### EXERCISE GOAL
Return the material exactly as supplied, apart from the pictures, which are omitted.

[Start LISTED RECORDS]

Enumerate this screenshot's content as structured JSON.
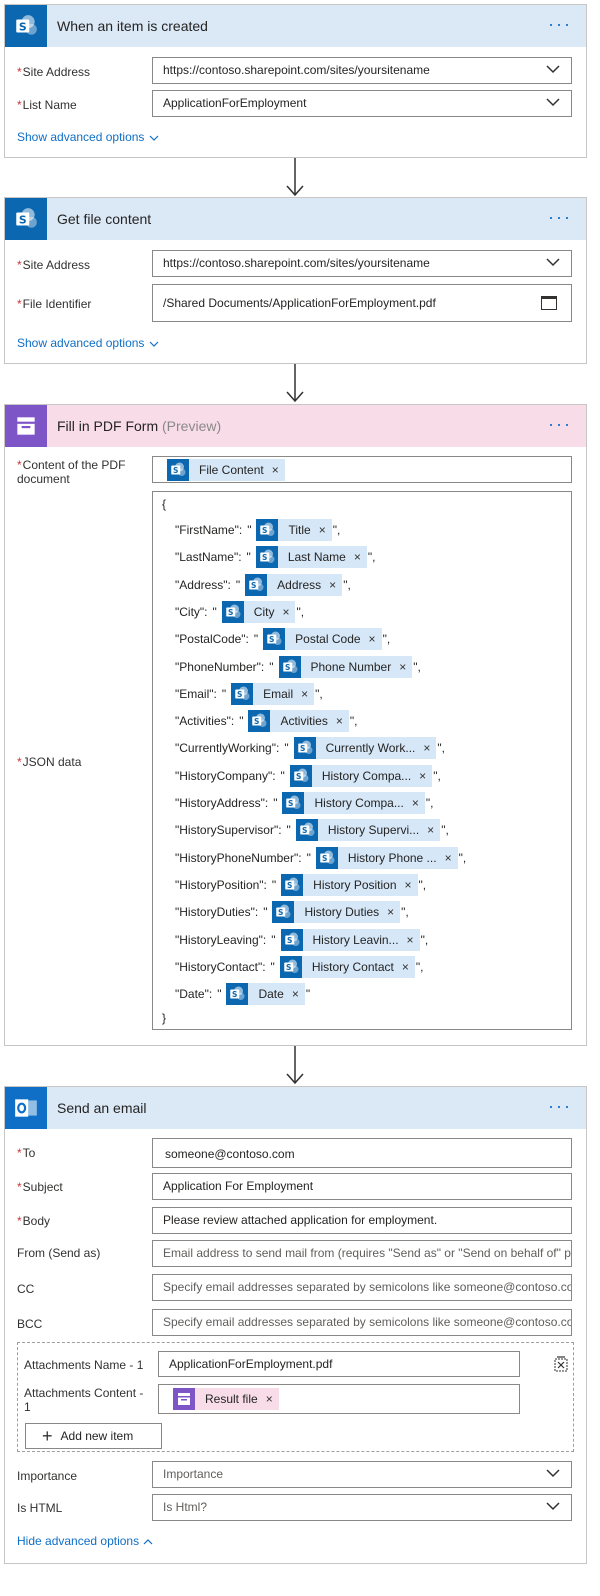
{
  "colors": {
    "sharepoint_blue": "#0b67b0",
    "pdf_purple": "#7d55c7",
    "header_blue": "#dbe8f6",
    "header_pink": "#f8dde9",
    "token_blue": "#d6e7f7",
    "link_blue": "#0f6fc6",
    "required_red": "#d13438"
  },
  "step1": {
    "title": "When an item is created",
    "icon": "sharepoint-icon",
    "site_label": "Site Address",
    "site_value": "https://contoso.sharepoint.com/sites/yoursitename",
    "list_label": "List Name",
    "list_value": "ApplicationForEmployment",
    "advanced": "Show advanced options"
  },
  "step2": {
    "title": "Get file content",
    "icon": "sharepoint-icon",
    "site_label": "Site Address",
    "site_value": "https://contoso.sharepoint.com/sites/yoursitename",
    "file_label": "File Identifier",
    "file_value": "/Shared Documents/ApplicationForEmployment.pdf",
    "advanced": "Show advanced options"
  },
  "step3": {
    "title": "Fill in PDF Form",
    "preview": "(Preview)",
    "icon": "pdf-form-icon",
    "content_label": "Content of the PDF document",
    "content_token": "File Content",
    "json_label": "JSON data",
    "open_brace": "{",
    "close_brace": "}",
    "json_fields": [
      {
        "key": "\"FirstName\":",
        "token": "Title",
        "suffix": "\","
      },
      {
        "key": "\"LastName\":",
        "token": "Last Name",
        "suffix": "\","
      },
      {
        "key": "\"Address\":",
        "token": "Address",
        "suffix": "\","
      },
      {
        "key": "\"City\":",
        "token": "City",
        "suffix": "\","
      },
      {
        "key": "\"PostalCode\":",
        "token": "Postal Code",
        "suffix": "\","
      },
      {
        "key": "\"PhoneNumber\":",
        "token": "Phone Number",
        "suffix": "\","
      },
      {
        "key": "\"Email\":",
        "token": "Email",
        "suffix": "\","
      },
      {
        "key": "\"Activities\":",
        "token": "Activities",
        "suffix": "\","
      },
      {
        "key": "\"CurrentlyWorking\":",
        "token": "Currently Work...",
        "suffix": "\","
      },
      {
        "key": "\"HistoryCompany\":",
        "token": "History Compa...",
        "suffix": "\","
      },
      {
        "key": "\"HistoryAddress\":",
        "token": "History Compa...",
        "suffix": "\","
      },
      {
        "key": "\"HistorySupervisor\":",
        "token": "History Supervi...",
        "suffix": "\","
      },
      {
        "key": "\"HistoryPhoneNumber\":",
        "token": "History Phone ...",
        "suffix": "\","
      },
      {
        "key": "\"HistoryPosition\":",
        "token": "History Position",
        "suffix": "\","
      },
      {
        "key": "\"HistoryDuties\":",
        "token": "History Duties",
        "suffix": "\","
      },
      {
        "key": "\"HistoryLeaving\":",
        "token": "History Leavin...",
        "suffix": "\","
      },
      {
        "key": "\"HistoryContact\":",
        "token": "History Contact",
        "suffix": "\","
      },
      {
        "key": "\"Date\":",
        "token": "Date",
        "suffix": "\""
      }
    ]
  },
  "step4": {
    "title": "Send an email",
    "icon": "outlook-icon",
    "to_label": "To",
    "to_value": "someone@contoso.com",
    "subject_label": "Subject",
    "subject_value": "Application For Employment",
    "body_label": "Body",
    "body_value": "Please review attached application for employment.",
    "from_label": "From (Send as)",
    "from_placeholder": "Email address to send mail from (requires \"Send as\" or \"Send on behalf of\" pe",
    "cc_label": "CC",
    "cc_placeholder": "Specify email addresses separated by semicolons like someone@contoso.com",
    "bcc_label": "BCC",
    "bcc_placeholder": "Specify email addresses separated by semicolons like someone@contoso.com",
    "att_name_label": "Attachments Name - 1",
    "att_name_value": "ApplicationForEmployment.pdf",
    "att_content_label": "Attachments Content - 1",
    "att_content_token": "Result file",
    "add_item": "Add new item",
    "importance_label": "Importance",
    "importance_placeholder": "Importance",
    "ishtml_label": "Is HTML",
    "ishtml_placeholder": "Is Html?",
    "advanced": "Hide advanced options"
  },
  "menu_dots": "···"
}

[End LISTED RECORDS]

### EXERCISE RESULT
Enumerate this screenshot's content as structured JSON.
{
  "colors": {
    "sharepoint_blue": "#0b67b0",
    "pdf_purple": "#7d55c7",
    "header_blue": "#dbe8f6",
    "header_pink": "#f8dde9",
    "token_blue": "#d6e7f7",
    "link_blue": "#0f6fc6",
    "required_red": "#d13438"
  },
  "step1": {
    "title": "When an item is created",
    "icon": "sharepoint-icon",
    "site_label": "Site Address",
    "site_value": "https://contoso.sharepoint.com/sites/yoursitename",
    "list_label": "List Name",
    "list_value": "ApplicationForEmployment",
    "advanced": "Show advanced options"
  },
  "step2": {
    "title": "Get file content",
    "icon": "sharepoint-icon",
    "site_label": "Site Address",
    "site_value": "https://contoso.sharepoint.com/sites/yoursitename",
    "file_label": "File Identifier",
    "file_value": "/Shared Documents/ApplicationForEmployment.pdf",
    "advanced": "Show advanced options"
  },
  "step3": {
    "title": "Fill in PDF Form",
    "preview": "(Preview)",
    "icon": "pdf-form-icon",
    "content_label": "Content of the PDF document",
    "content_token": "File Content",
    "json_label": "JSON data",
    "open_brace": "{",
    "close_brace": "}",
    "json_fields": [
      {
        "key": "\"FirstName\":",
        "token": "Title",
        "suffix": "\","
      },
      {
        "key": "\"LastName\":",
        "token": "Last Name",
        "suffix": "\","
      },
      {
        "key": "\"Address\":",
        "token": "Address",
        "suffix": "\","
      },
      {
        "key": "\"City\":",
        "token": "City",
        "suffix": "\","
      },
      {
        "key": "\"PostalCode\":",
        "token": "Postal Code",
        "suffix": "\","
      },
      {
        "key": "\"PhoneNumber\":",
        "token": "Phone Number",
        "suffix": "\","
      },
      {
        "key": "\"Email\":",
        "token": "Email",
        "suffix": "\","
      },
      {
        "key": "\"Activities\":",
        "token": "Activities",
        "suffix": "\","
      },
      {
        "key": "\"CurrentlyWorking\":",
        "token": "Currently Work...",
        "suffix": "\","
      },
      {
        "key": "\"HistoryCompany\":",
        "token": "History Compa...",
        "suffix": "\","
      },
      {
        "key": "\"HistoryAddress\":",
        "token": "History Compa...",
        "suffix": "\","
      },
      {
        "key": "\"HistorySupervisor\":",
        "token": "History Supervi...",
        "suffix": "\","
      },
      {
        "key": "\"HistoryPhoneNumber\":",
        "token": "History Phone ...",
        "suffix": "\","
      },
      {
        "key": "\"HistoryPosition\":",
        "token": "History Position",
        "suffix": "\","
      },
      {
        "key": "\"HistoryDuties\":",
        "token": "History Duties",
        "suffix": "\","
      },
      {
        "key": "\"HistoryLeaving\":",
        "token": "History Leavin...",
        "suffix": "\","
      },
      {
        "key": "\"HistoryContact\":",
        "token": "History Contact",
        "suffix": "\","
      },
      {
        "key": "\"Date\":",
        "token": "Date",
        "suffix": "\""
      }
    ]
  },
  "step4": {
    "title": "Send an email",
    "icon": "outlook-icon",
    "to_label": "To",
    "to_value": "someone@contoso.com",
    "subject_label": "Subject",
    "subject_value": "Application For Employment",
    "body_label": "Body",
    "body_value": "Please review attached application for employment.",
    "from_label": "From (Send as)",
    "from_placeholder": "Email address to send mail from (requires \"Send as\" or \"Send on behalf of\" pe",
    "cc_label": "CC",
    "cc_placeholder": "Specify email addresses separated by semicolons like someone@contoso.com",
    "bcc_label": "BCC",
    "bcc_placeholder": "Specify email addresses separated by semicolons like someone@contoso.com",
    "att_name_label": "Attachments Name - 1",
    "att_name_value": "ApplicationForEmployment.pdf",
    "att_content_label": "Attachments Content - 1",
    "att_content_token": "Result file",
    "add_item": "Add new item",
    "importance_label": "Importance",
    "importance_placeholder": "Importance",
    "ishtml_label": "Is HTML",
    "ishtml_placeholder": "Is Html?",
    "advanced": "Hide advanced options"
  },
  "menu_dots": "···"
}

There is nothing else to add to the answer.